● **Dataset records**
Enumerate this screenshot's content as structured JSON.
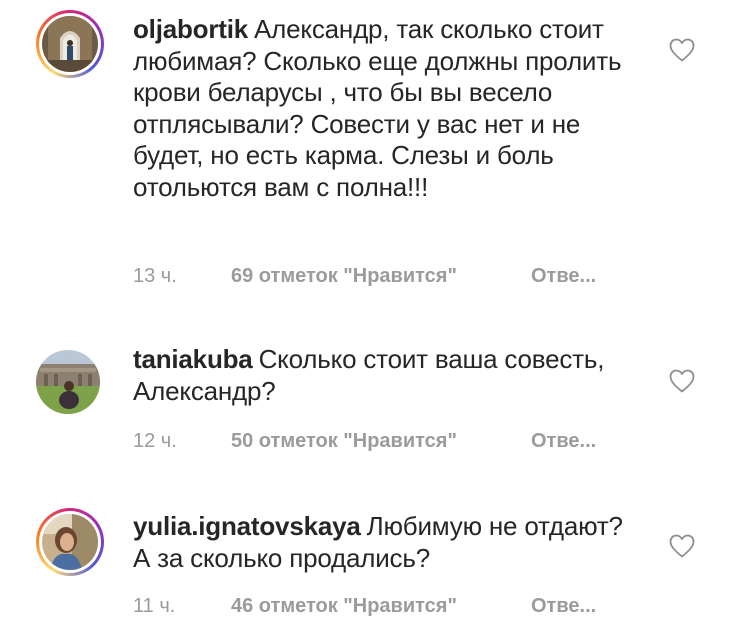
{
  "comments": [
    {
      "username": "oljabortik",
      "text": "Александр, так сколько стоит любимая? Сколько еще должны пролить крови беларусы , что бы вы весело отплясывали? Совести у вас нет и не будет, но есть карма. Слезы и боль отольются вам с полна!!!",
      "time": "13 ч.",
      "likes": "69 отметок \"Нравится\"",
      "reply": "Отве...",
      "avatar_ring": true,
      "like_icon": "heart-outline-icon"
    },
    {
      "username": "taniakuba",
      "text": "Сколько стоит ваша совесть, Александр?",
      "time": "12 ч.",
      "likes": "50 отметок \"Нравится\"",
      "reply": "Отве...",
      "avatar_ring": false,
      "like_icon": "heart-outline-icon"
    },
    {
      "username": "yulia.ignatovskaya",
      "text": "Любимую не отдают? А за сколько продались?",
      "time": "11 ч.",
      "likes": "46 отметок \"Нравится\"",
      "reply": "Отве...",
      "avatar_ring": true,
      "like_icon": "heart-outline-icon"
    }
  ],
  "colors": {
    "text": "#262626",
    "meta": "#9b9b9b",
    "heart": "#8e8e8e"
  }
}
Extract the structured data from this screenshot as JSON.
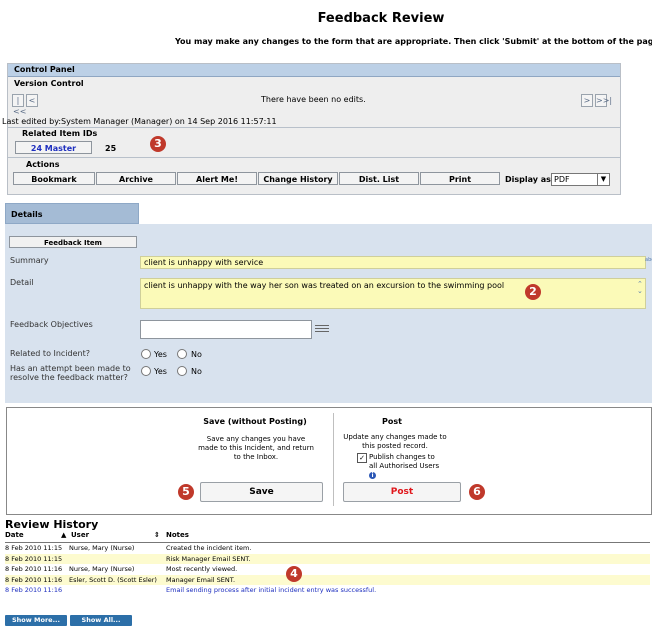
{
  "page": {
    "title": "Feedback Review",
    "subtitle": "You may make any changes to the form that are appropriate. Then click 'Submit' at the bottom of the page."
  },
  "control_panel": {
    "header": "Control Panel",
    "version_control_label": "Version Control",
    "no_edits_text": "There have been no edits.",
    "last_edited": "Last edited by:System Manager (Manager) on 14 Sep 2016 11:57:11",
    "related_label": "Related Item IDs",
    "related_link": "24 Master",
    "related_other": "25",
    "actions_label": "Actions",
    "actions": [
      "Bookmark",
      "Archive",
      "Alert Me!",
      "Change History",
      "Dist. List",
      "Print"
    ],
    "display_as_label": "Display as:",
    "display_as_value": "PDF",
    "nav": {
      "first": "|<<",
      "prev": "<",
      "next": ">",
      "last": ">>|"
    }
  },
  "details": {
    "tab_label": "Details",
    "section_button": "Feedback Item",
    "summary_label": "Summary",
    "summary_value": "client is unhappy with service",
    "detail_label": "Detail",
    "detail_value": "client is unhappy with the way her son was treated on an excursion to the swimming pool",
    "objectives_label": "Feedback Objectives",
    "incident_label": "Related to Incident?",
    "attempt_label": "Has an attempt been made to resolve the feedback matter?",
    "yes": "Yes",
    "no": "No",
    "spell_label": "abc"
  },
  "save_section": {
    "title": "Save (without Posting)",
    "desc": "Save any changes you have made to this Incident, and return to the Inbox.",
    "button": "Save"
  },
  "post_section": {
    "title": "Post",
    "desc": "Update any changes made to this posted record.",
    "checkbox_label": "Publish changes to all Authorised Users",
    "info_icon": "i",
    "button": "Post"
  },
  "badges": {
    "b3": "3",
    "b2": "2",
    "b5": "5",
    "b6": "6",
    "b4": "4"
  },
  "review_history": {
    "title": "Review History",
    "headers": {
      "date": "Date",
      "sort_asc": "▲",
      "user": "User",
      "sort_both": "⇕",
      "notes": "Notes"
    },
    "rows": [
      {
        "date": "8 Feb 2010 11:15",
        "user": "Nurse, Mary (Nurse)",
        "notes": "Created the incident item."
      },
      {
        "date": "8 Feb 2010 11:15",
        "user": "",
        "notes": "Risk Manager Email SENT."
      },
      {
        "date": "8 Feb 2010 11:16",
        "user": "Nurse, Mary (Nurse)",
        "notes": "Most recently viewed."
      },
      {
        "date": "8 Feb 2010 11:16",
        "user": "Esler, Scott D. (Scott Esler)",
        "notes": "Manager Email SENT."
      },
      {
        "date": "8 Feb 2010 11:16",
        "user": "",
        "notes": "Email sending process after initial incident entry was successful."
      }
    ],
    "show_more": "Show More...",
    "show_all": "Show All..."
  },
  "colors": {
    "badge": "#c0392b",
    "link_blue": "#1e2fbf",
    "post_red": "#e0161b",
    "yellow": "#fbfab8",
    "panel_blue": "#d8e2ee"
  }
}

● **What you have to do**
Pictures stay out; reproduce every line of the records exactly.

● **Complete output**
Enumerate this screenshot's content as structured JSON.
{
  "comments": [
    {
      "username": "oljabortik",
      "text": "Александр, так сколько стоит любимая? Сколько еще должны пролить крови беларусы , что бы вы весело отплясывали? Совести у вас нет и не будет, но есть карма. Слезы и боль отольются вам с полна!!!",
      "time": "13 ч.",
      "likes": "69 отметок \"Нравится\"",
      "reply": "Отве...",
      "avatar_ring": true,
      "like_icon": "heart-outline-icon"
    },
    {
      "username": "taniakuba",
      "text": "Сколько стоит ваша совесть, Александр?",
      "time": "12 ч.",
      "likes": "50 отметок \"Нравится\"",
      "reply": "Отве...",
      "avatar_ring": false,
      "like_icon": "heart-outline-icon"
    },
    {
      "username": "yulia.ignatovskaya",
      "text": "Любимую не отдают? А за сколько продались?",
      "time": "11 ч.",
      "likes": "46 отметок \"Нравится\"",
      "reply": "Отве...",
      "avatar_ring": true,
      "like_icon": "heart-outline-icon"
    }
  ],
  "colors": {
    "text": "#262626",
    "meta": "#9b9b9b",
    "heart": "#8e8e8e"
  }
}
Extract the structured data from this screenshot as JSON.
{
  "page": {
    "title": "Feedback Review",
    "subtitle": "You may make any changes to the form that are appropriate. Then click 'Submit' at the bottom of the page."
  },
  "control_panel": {
    "header": "Control Panel",
    "version_control_label": "Version Control",
    "no_edits_text": "There have been no edits.",
    "last_edited": "Last edited by:System Manager (Manager) on 14 Sep 2016 11:57:11",
    "related_label": "Related Item IDs",
    "related_link": "24 Master",
    "related_other": "25",
    "actions_label": "Actions",
    "actions": [
      "Bookmark",
      "Archive",
      "Alert Me!",
      "Change History",
      "Dist. List",
      "Print"
    ],
    "display_as_label": "Display as:",
    "display_as_value": "PDF",
    "nav": {
      "first": "|<<",
      "prev": "<",
      "next": ">",
      "last": ">>|"
    }
  },
  "details": {
    "tab_label": "Details",
    "section_button": "Feedback Item",
    "summary_label": "Summary",
    "summary_value": "client is unhappy with service",
    "detail_label": "Detail",
    "detail_value": "client is unhappy with the way her son was treated on an excursion to the swimming pool",
    "objectives_label": "Feedback Objectives",
    "incident_label": "Related to Incident?",
    "attempt_label": "Has an attempt been made to resolve the feedback matter?",
    "yes": "Yes",
    "no": "No",
    "spell_label": "abc"
  },
  "save_section": {
    "title": "Save (without Posting)",
    "desc": "Save any changes you have made to this Incident, and return to the Inbox.",
    "button": "Save"
  },
  "post_section": {
    "title": "Post",
    "desc": "Update any changes made to this posted record.",
    "checkbox_label": "Publish changes to all Authorised Users",
    "info_icon": "i",
    "button": "Post"
  },
  "badges": {
    "b3": "3",
    "b2": "2",
    "b5": "5",
    "b6": "6",
    "b4": "4"
  },
  "review_history": {
    "title": "Review History",
    "headers": {
      "date": "Date",
      "sort_asc": "▲",
      "user": "User",
      "sort_both": "⇕",
      "notes": "Notes"
    },
    "rows": [
      {
        "date": "8 Feb 2010 11:15",
        "user": "Nurse, Mary (Nurse)",
        "notes": "Created the incident item."
      },
      {
        "date": "8 Feb 2010 11:15",
        "user": "",
        "notes": "Risk Manager Email SENT."
      },
      {
        "date": "8 Feb 2010 11:16",
        "user": "Nurse, Mary (Nurse)",
        "notes": "Most recently viewed."
      },
      {
        "date": "8 Feb 2010 11:16",
        "user": "Esler, Scott D. (Scott Esler)",
        "notes": "Manager Email SENT."
      },
      {
        "date": "8 Feb 2010 11:16",
        "user": "",
        "notes": "Email sending process after initial incident entry was successful."
      }
    ],
    "show_more": "Show More...",
    "show_all": "Show All..."
  },
  "colors": {
    "badge": "#c0392b",
    "link_blue": "#1e2fbf",
    "post_red": "#e0161b",
    "yellow": "#fbfab8",
    "panel_blue": "#d8e2ee"
  }
}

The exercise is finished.